**What to do**: Return each of the following items verbatim, line for line, with nothing added, dropped, or changed.

**Extracted data**:
####################

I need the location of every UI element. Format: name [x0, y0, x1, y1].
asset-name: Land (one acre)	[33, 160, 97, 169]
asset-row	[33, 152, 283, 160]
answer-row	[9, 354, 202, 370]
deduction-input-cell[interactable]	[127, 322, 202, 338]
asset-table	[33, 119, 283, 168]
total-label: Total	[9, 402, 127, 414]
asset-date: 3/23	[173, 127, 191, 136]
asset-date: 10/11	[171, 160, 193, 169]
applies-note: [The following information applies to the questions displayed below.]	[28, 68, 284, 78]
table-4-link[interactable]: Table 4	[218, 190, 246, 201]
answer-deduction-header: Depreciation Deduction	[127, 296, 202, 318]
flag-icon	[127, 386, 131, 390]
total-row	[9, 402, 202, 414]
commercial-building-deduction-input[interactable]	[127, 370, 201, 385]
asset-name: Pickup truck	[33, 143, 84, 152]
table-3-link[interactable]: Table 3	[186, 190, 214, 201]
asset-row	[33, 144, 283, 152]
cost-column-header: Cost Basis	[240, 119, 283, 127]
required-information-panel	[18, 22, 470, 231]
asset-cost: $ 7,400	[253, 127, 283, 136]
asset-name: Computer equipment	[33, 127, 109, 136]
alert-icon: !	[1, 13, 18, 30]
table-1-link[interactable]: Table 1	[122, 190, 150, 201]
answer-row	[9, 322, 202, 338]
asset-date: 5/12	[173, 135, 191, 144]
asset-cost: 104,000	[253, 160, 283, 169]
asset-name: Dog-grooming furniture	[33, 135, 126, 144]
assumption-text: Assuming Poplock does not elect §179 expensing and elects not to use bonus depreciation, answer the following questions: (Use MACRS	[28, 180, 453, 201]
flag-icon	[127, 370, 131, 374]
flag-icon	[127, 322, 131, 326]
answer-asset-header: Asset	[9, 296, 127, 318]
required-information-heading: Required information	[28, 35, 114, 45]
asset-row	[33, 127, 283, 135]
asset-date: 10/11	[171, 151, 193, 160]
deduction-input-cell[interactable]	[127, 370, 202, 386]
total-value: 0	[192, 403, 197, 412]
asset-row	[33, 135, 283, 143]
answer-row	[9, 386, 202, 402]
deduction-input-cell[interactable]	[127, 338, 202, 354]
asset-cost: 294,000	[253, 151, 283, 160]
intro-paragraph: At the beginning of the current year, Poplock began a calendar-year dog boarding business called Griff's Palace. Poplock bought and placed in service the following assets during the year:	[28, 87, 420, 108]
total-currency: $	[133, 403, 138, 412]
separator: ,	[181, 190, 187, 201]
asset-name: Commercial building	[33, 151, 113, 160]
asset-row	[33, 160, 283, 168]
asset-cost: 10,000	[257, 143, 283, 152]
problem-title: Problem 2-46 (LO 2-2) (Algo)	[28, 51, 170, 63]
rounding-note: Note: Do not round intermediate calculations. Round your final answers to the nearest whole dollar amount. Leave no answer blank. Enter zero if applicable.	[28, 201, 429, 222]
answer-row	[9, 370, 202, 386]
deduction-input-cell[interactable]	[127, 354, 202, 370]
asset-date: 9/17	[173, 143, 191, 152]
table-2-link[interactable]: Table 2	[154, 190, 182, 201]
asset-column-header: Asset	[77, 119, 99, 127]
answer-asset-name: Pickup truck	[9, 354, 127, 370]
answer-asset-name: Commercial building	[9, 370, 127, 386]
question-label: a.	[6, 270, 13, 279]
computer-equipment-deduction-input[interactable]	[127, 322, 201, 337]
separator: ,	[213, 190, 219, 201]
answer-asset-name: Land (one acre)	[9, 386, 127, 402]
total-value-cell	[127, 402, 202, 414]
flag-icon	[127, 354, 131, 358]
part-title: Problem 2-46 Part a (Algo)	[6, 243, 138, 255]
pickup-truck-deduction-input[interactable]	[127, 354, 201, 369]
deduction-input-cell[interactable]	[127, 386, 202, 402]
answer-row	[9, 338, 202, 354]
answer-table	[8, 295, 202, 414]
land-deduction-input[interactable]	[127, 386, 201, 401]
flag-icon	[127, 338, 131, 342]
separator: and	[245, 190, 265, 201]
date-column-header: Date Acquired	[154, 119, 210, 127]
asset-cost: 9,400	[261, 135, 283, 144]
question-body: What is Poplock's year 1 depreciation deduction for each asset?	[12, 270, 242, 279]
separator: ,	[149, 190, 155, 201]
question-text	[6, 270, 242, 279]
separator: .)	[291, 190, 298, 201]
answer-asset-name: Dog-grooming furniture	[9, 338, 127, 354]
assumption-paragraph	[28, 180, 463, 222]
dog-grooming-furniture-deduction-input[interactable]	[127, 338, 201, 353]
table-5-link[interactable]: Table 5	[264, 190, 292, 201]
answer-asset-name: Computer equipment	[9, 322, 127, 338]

####################

**Result for this exercise**:
I need the location of every UI element. Format: name [x0, y0, x1, y1].
asset-name: Land (one acre)	[33, 160, 97, 169]
asset-row	[33, 152, 283, 160]
answer-row	[9, 354, 202, 370]
deduction-input-cell[interactable]	[127, 322, 202, 338]
asset-table	[33, 119, 283, 168]
total-label: Total	[9, 402, 127, 414]
asset-date: 3/23	[173, 127, 191, 136]
asset-date: 10/11	[171, 160, 193, 169]
applies-note: [The following information applies to the questions displayed below.]	[28, 68, 284, 78]
table-4-link[interactable]: Table 4	[218, 190, 246, 201]
answer-deduction-header: Depreciation Deduction	[127, 296, 202, 318]
flag-icon	[127, 386, 131, 390]
total-row	[9, 402, 202, 414]
commercial-building-deduction-input[interactable]	[127, 370, 201, 385]
asset-name: Pickup truck	[33, 143, 84, 152]
table-3-link[interactable]: Table 3	[186, 190, 214, 201]
asset-row	[33, 144, 283, 152]
cost-column-header: Cost Basis	[240, 119, 283, 127]
required-information-panel	[18, 22, 470, 231]
asset-cost: $ 7,400	[253, 127, 283, 136]
asset-name: Computer equipment	[33, 127, 109, 136]
alert-icon: !	[1, 13, 18, 30]
table-1-link[interactable]: Table 1	[122, 190, 150, 201]
answer-row	[9, 322, 202, 338]
asset-date: 5/12	[173, 135, 191, 144]
asset-cost: 104,000	[253, 160, 283, 169]
asset-name: Dog-grooming furniture	[33, 135, 126, 144]
assumption-text: Assuming Poplock does not elect §179 expensing and elects not to use bonus depreciation, answer the following questions: (Use MACRS	[28, 180, 453, 201]
flag-icon	[127, 370, 131, 374]
flag-icon	[127, 322, 131, 326]
answer-asset-header: Asset	[9, 296, 127, 318]
required-information-heading: Required information	[28, 35, 114, 45]
asset-row	[33, 127, 283, 135]
asset-date: 10/11	[171, 151, 193, 160]
deduction-input-cell[interactable]	[127, 370, 202, 386]
total-value: 0	[192, 403, 197, 412]
asset-row	[33, 135, 283, 143]
answer-row	[9, 386, 202, 402]
deduction-input-cell[interactable]	[127, 338, 202, 354]
asset-cost: 294,000	[253, 151, 283, 160]
intro-paragraph: At the beginning of the current year, Poplock began a calendar-year dog boarding business called Griff's Palace. Poplock bought and placed in service the following assets during the year:	[28, 87, 420, 108]
total-currency: $	[133, 403, 138, 412]
separator: ,	[181, 190, 187, 201]
asset-name: Commercial building	[33, 151, 113, 160]
asset-row	[33, 160, 283, 168]
asset-cost: 10,000	[257, 143, 283, 152]
problem-title: Problem 2-46 (LO 2-2) (Algo)	[28, 51, 170, 63]
rounding-note: Note: Do not round intermediate calculations. Round your final answers to the nearest whole dollar amount. Leave no answer blank. Enter zero if applicable.	[28, 201, 429, 222]
answer-row	[9, 370, 202, 386]
deduction-input-cell[interactable]	[127, 354, 202, 370]
asset-date: 9/17	[173, 143, 191, 152]
table-2-link[interactable]: Table 2	[154, 190, 182, 201]
asset-column-header: Asset	[77, 119, 99, 127]
answer-asset-name: Pickup truck	[9, 354, 127, 370]
answer-asset-name: Commercial building	[9, 370, 127, 386]
question-label: a.	[6, 270, 13, 279]
computer-equipment-deduction-input[interactable]	[127, 322, 201, 337]
separator: ,	[213, 190, 219, 201]
answer-asset-name: Land (one acre)	[9, 386, 127, 402]
total-value-cell	[127, 402, 202, 414]
flag-icon	[127, 354, 131, 358]
part-title: Problem 2-46 Part a (Algo)	[6, 243, 138, 255]
pickup-truck-deduction-input[interactable]	[127, 354, 201, 369]
deduction-input-cell[interactable]	[127, 386, 202, 402]
answer-row	[9, 338, 202, 354]
answer-table	[8, 295, 202, 414]
land-deduction-input[interactable]	[127, 386, 201, 401]
flag-icon	[127, 338, 131, 342]
separator: and	[245, 190, 265, 201]
date-column-header: Date Acquired	[154, 119, 210, 127]
asset-cost: 9,400	[261, 135, 283, 144]
question-body: What is Poplock's year 1 depreciation deduction for each asset?	[12, 270, 242, 279]
separator: ,	[149, 190, 155, 201]
question-text	[6, 270, 242, 279]
separator: .)	[291, 190, 298, 201]
answer-asset-name: Dog-grooming furniture	[9, 338, 127, 354]
assumption-paragraph	[28, 180, 463, 222]
dog-grooming-furniture-deduction-input[interactable]	[127, 338, 201, 353]
table-5-link[interactable]: Table 5	[264, 190, 292, 201]
answer-asset-name: Computer equipment	[9, 322, 127, 338]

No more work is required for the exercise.